:: Data supplied

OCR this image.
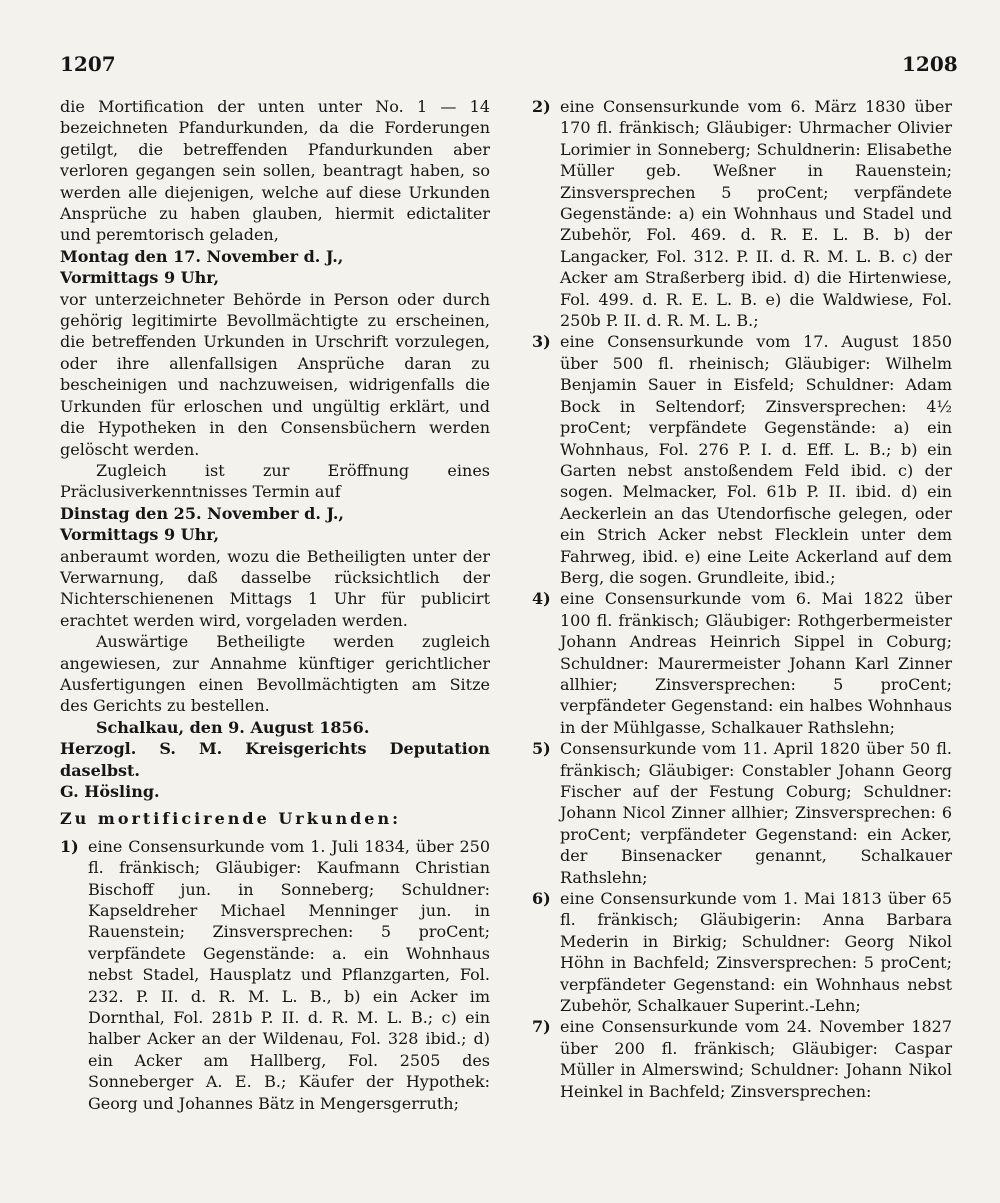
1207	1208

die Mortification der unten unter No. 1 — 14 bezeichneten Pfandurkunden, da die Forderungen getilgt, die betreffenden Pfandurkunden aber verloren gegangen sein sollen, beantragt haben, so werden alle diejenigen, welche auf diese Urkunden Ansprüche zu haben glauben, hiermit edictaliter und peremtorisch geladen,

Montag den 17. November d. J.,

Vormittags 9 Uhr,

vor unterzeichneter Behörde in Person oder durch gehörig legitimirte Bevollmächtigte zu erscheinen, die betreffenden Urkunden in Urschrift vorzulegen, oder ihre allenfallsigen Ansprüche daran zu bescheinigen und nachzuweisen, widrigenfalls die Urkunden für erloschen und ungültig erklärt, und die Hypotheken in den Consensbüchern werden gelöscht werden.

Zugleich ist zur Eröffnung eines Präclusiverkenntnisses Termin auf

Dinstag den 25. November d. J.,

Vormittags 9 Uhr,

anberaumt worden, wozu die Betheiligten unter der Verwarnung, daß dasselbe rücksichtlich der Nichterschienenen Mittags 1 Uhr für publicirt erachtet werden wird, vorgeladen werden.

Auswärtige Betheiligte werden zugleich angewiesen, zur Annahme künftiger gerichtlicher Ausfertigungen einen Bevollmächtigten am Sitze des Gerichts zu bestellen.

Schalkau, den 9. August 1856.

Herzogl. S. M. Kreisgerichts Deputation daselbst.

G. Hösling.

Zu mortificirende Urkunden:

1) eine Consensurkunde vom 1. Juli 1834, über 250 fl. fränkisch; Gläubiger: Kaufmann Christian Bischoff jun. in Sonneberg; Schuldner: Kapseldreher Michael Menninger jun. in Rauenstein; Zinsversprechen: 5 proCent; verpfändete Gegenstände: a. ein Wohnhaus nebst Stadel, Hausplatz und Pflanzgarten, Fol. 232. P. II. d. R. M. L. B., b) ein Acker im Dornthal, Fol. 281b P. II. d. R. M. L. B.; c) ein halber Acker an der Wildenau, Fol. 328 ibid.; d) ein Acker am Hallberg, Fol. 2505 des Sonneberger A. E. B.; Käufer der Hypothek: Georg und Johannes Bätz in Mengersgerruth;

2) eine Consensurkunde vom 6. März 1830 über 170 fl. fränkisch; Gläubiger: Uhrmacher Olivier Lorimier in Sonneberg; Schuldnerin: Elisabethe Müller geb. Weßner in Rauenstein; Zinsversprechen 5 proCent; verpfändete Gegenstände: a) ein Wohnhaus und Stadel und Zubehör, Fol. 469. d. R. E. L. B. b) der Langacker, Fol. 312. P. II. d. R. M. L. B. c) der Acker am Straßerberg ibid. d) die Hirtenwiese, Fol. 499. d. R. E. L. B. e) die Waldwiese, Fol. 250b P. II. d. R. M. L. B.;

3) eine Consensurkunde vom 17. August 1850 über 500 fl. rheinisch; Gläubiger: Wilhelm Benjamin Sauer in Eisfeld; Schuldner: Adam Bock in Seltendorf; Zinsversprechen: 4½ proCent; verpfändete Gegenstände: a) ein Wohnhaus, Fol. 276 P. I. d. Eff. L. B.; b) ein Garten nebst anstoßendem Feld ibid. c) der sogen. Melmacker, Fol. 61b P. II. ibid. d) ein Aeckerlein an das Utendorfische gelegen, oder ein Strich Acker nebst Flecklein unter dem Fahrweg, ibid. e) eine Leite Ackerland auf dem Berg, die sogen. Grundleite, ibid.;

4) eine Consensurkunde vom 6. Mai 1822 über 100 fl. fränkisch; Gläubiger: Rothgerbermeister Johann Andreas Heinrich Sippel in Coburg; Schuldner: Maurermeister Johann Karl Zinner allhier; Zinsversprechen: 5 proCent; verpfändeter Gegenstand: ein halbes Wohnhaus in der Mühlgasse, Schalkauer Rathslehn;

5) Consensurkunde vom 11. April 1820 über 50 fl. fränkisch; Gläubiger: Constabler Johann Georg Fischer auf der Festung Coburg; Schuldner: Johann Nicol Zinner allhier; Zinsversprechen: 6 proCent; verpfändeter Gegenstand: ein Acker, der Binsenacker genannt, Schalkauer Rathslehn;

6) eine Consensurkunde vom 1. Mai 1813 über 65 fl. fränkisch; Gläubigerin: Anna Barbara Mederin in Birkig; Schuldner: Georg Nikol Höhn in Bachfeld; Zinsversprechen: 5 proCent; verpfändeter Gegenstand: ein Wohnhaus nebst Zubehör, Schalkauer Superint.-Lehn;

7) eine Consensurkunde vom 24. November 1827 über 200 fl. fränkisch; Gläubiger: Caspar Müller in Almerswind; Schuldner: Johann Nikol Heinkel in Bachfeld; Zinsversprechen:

::::

■ **Given task**
Search the lines for "verpfändeter". Copy each line that has it.

■ **Answer**
4) eine Consensurkunde vom 6. Mai 1822 über 100 fl. fränkisch; Gläubiger: Rothgerbermeister Johann Andreas Heinrich Sippel in Coburg; Schuldner: Maurermeister Johann Karl Zinner allhier; Zinsversprechen: 5 proCent; verpfändeter Gegenstand: ein halbes Wohnhaus in der Mühlgasse, Schalkauer Rathslehn;
5) Consensurkunde vom 11. April 1820 über 50 fl. fränkisch; Gläubiger: Constabler Johann Georg Fischer auf der Festung Coburg; Schuldner: Johann Nicol Zinner allhier; Zinsversprechen: 6 proCent; verpfändeter Gegenstand: ein Acker, der Binsenacker genannt, Schalkauer Rathslehn;
6) eine Consensurkunde vom 1. Mai 1813 über 65 fl. fränkisch; Gläubigerin: Anna Barbara Mederin in Birkig; Schuldner: Georg Nikol Höhn in Bachfeld; Zinsversprechen: 5 proCent; verpfändeter Gegenstand: ein Wohnhaus nebst Zubehör, Schalkauer Superint.-Lehn;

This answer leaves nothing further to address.